EXERCISE DESCRIPTION = Gather up every line from the entries below that uses the word "message".

AVAILABLE RECORDS =
──────
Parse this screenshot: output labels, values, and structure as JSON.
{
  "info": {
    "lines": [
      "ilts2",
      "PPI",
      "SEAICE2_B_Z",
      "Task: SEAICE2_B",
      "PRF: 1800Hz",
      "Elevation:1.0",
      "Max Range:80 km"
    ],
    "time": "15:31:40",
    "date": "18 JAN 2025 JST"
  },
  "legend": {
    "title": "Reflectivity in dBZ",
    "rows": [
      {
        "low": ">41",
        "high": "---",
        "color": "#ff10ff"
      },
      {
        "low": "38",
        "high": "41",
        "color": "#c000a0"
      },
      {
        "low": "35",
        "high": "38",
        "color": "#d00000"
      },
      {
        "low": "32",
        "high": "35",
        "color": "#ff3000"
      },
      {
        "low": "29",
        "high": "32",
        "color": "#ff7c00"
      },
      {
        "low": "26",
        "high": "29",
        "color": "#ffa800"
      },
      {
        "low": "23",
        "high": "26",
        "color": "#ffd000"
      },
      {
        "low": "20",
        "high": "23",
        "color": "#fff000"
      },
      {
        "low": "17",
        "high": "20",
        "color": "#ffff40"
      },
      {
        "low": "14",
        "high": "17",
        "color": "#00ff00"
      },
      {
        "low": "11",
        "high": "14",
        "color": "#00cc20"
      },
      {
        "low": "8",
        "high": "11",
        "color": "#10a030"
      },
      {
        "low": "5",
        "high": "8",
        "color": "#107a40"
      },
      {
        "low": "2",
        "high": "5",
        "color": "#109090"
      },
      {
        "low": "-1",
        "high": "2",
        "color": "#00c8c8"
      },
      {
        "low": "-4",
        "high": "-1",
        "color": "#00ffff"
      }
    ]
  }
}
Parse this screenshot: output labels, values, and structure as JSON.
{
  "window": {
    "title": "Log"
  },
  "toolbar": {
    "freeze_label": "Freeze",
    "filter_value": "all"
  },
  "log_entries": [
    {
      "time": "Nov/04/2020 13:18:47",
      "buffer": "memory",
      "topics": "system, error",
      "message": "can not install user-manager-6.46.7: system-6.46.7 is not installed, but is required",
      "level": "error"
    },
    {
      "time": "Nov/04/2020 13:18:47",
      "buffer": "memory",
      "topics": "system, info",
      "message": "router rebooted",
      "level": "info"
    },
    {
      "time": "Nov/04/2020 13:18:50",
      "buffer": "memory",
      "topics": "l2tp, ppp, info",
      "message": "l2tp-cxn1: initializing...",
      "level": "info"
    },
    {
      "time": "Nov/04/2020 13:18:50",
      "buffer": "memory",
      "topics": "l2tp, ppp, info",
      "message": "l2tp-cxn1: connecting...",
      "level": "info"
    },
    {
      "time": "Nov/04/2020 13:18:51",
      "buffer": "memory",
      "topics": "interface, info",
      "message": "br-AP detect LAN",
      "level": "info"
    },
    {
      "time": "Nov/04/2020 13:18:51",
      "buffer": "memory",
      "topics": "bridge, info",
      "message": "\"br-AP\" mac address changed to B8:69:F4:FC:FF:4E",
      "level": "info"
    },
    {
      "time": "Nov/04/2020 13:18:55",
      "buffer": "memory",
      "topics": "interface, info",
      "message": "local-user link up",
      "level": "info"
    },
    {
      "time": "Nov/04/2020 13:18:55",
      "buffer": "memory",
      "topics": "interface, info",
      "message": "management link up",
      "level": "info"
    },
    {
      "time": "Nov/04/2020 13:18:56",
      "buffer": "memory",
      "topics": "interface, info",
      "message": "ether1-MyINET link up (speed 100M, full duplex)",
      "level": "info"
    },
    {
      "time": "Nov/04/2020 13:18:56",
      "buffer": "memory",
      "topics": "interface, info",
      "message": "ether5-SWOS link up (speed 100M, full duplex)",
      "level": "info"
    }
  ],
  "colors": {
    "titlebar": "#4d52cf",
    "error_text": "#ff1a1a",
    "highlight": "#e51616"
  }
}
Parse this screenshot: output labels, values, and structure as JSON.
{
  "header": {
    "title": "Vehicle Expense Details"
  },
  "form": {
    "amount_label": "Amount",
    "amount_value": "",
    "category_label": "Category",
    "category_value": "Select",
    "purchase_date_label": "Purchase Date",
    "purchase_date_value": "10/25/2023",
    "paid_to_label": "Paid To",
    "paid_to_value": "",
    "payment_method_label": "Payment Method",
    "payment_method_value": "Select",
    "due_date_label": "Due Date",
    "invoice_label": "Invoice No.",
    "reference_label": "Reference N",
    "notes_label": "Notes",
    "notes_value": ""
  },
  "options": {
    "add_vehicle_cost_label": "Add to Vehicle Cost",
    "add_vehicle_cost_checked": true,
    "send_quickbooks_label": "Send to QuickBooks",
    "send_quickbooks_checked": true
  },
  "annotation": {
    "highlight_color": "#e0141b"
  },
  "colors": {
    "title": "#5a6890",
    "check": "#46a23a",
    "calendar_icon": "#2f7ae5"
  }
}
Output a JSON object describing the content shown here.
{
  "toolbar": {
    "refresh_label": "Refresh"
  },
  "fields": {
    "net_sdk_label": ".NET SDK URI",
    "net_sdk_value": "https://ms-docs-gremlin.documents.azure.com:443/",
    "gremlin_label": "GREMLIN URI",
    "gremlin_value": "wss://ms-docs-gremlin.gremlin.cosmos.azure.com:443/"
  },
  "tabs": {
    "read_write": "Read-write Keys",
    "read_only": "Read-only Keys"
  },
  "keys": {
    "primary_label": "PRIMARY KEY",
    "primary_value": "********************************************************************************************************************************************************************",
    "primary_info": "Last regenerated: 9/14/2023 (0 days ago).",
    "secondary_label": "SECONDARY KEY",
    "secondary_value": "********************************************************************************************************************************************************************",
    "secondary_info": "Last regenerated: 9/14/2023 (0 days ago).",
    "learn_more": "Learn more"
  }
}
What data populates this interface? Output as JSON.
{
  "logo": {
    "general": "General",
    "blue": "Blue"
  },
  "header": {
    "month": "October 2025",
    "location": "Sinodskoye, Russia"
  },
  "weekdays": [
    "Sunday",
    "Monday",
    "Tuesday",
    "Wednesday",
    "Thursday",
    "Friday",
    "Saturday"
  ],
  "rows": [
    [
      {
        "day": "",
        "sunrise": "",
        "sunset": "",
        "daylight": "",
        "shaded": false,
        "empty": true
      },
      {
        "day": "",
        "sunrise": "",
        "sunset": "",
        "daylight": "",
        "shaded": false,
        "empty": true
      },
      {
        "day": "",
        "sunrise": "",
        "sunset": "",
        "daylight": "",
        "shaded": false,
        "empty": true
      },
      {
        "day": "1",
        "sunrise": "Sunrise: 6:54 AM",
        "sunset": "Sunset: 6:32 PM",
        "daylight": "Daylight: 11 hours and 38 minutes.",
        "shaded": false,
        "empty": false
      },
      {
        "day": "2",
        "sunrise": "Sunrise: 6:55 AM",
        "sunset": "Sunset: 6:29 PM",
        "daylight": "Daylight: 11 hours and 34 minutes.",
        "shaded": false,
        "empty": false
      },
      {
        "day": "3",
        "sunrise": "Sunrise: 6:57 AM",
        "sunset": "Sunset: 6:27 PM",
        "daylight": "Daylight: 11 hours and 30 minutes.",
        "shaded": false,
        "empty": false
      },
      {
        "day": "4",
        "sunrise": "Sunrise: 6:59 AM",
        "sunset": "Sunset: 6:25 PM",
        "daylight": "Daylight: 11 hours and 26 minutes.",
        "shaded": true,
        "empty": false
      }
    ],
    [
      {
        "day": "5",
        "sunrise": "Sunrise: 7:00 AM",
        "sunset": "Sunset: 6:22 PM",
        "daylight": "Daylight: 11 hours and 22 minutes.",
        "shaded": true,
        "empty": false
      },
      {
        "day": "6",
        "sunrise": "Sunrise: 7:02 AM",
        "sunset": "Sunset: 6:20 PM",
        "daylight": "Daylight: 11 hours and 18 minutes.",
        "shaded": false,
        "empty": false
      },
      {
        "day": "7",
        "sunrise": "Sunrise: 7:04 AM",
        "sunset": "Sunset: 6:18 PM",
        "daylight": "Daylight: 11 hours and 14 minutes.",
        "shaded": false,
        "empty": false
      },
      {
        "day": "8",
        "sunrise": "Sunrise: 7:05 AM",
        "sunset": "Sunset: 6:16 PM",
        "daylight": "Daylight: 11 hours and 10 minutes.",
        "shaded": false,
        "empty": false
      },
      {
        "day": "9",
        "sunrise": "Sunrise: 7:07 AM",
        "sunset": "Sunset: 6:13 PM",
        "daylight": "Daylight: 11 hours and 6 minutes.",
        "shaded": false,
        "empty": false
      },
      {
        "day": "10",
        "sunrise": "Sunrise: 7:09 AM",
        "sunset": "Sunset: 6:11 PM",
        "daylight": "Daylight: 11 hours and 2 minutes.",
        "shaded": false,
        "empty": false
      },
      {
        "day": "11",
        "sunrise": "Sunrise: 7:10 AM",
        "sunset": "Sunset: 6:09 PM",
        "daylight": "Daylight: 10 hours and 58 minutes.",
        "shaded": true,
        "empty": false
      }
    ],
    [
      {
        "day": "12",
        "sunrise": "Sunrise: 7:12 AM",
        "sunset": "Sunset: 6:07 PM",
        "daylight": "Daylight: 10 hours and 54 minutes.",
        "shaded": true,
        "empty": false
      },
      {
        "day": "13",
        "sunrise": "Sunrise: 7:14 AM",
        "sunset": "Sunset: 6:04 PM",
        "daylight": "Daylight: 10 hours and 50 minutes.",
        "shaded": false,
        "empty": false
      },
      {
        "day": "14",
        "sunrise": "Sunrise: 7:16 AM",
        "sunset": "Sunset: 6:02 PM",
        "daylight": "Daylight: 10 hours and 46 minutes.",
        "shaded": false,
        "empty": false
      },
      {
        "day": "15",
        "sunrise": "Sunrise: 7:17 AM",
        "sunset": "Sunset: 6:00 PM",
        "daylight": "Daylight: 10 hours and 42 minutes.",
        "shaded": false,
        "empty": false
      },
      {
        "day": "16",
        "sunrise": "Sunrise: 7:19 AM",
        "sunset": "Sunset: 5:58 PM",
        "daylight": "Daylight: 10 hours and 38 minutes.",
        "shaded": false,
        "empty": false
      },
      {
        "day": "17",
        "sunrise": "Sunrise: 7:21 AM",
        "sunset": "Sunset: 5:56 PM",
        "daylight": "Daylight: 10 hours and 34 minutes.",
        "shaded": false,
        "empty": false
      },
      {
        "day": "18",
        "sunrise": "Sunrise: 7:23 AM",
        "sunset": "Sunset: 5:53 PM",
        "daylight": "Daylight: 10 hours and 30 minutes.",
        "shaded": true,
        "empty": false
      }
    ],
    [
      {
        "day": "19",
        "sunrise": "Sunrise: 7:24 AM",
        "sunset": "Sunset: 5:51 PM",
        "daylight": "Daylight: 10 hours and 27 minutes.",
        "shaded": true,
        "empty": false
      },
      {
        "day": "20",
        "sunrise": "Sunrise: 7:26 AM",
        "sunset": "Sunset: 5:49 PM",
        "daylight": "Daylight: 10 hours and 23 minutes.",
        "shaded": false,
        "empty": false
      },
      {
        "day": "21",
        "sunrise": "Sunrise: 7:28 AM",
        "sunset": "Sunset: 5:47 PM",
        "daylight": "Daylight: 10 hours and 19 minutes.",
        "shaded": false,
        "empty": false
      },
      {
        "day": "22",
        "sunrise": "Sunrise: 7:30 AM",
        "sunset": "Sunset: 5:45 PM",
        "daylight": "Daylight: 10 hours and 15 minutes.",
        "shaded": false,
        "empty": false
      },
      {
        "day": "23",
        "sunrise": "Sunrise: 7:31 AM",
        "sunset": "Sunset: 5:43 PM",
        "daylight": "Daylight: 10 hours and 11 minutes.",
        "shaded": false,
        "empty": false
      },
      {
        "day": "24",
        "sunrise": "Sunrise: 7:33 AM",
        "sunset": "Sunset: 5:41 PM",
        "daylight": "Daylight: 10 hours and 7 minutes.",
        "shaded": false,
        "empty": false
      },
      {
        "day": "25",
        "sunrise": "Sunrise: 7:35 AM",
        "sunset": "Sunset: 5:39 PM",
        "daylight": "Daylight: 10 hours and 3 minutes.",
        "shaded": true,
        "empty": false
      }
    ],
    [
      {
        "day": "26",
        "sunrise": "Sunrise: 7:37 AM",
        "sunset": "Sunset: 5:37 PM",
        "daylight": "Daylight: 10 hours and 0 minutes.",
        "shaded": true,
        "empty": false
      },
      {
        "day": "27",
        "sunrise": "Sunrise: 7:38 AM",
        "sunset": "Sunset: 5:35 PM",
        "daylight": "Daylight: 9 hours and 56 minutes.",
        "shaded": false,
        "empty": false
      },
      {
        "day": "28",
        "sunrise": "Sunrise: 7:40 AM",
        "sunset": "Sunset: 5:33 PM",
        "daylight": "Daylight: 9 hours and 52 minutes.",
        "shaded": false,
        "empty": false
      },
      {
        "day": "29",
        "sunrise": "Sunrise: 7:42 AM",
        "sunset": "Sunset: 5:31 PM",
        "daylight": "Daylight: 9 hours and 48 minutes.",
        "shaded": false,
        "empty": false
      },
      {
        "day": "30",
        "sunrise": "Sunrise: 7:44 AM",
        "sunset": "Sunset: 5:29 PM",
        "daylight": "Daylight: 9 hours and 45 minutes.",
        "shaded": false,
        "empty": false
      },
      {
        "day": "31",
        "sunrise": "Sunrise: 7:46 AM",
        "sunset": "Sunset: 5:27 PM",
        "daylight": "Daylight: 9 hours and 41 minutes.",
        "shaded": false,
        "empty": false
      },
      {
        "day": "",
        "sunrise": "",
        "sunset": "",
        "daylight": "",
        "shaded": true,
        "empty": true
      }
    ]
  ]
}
──────
TASK OUTPUT =
      "message": "can not install user-manager-6.46.7: system-6.46.7 is not installed, but is required",
      "message": "router rebooted",
      "message": "l2tp-cxn1: initializing...",
      "message": "l2tp-cxn1: connecting...",
      "message": "br-AP detect LAN",
      "message": "\"br-AP\" mac address changed to B8:69:F4:FC:FF:4E",
      "message": "local-user link up",
      "message": "management link up",
      "message": "ether1-MyINET link up (speed 100M, full duplex)",
      "message": "ether5-SWOS link up (speed 100M, full duplex)",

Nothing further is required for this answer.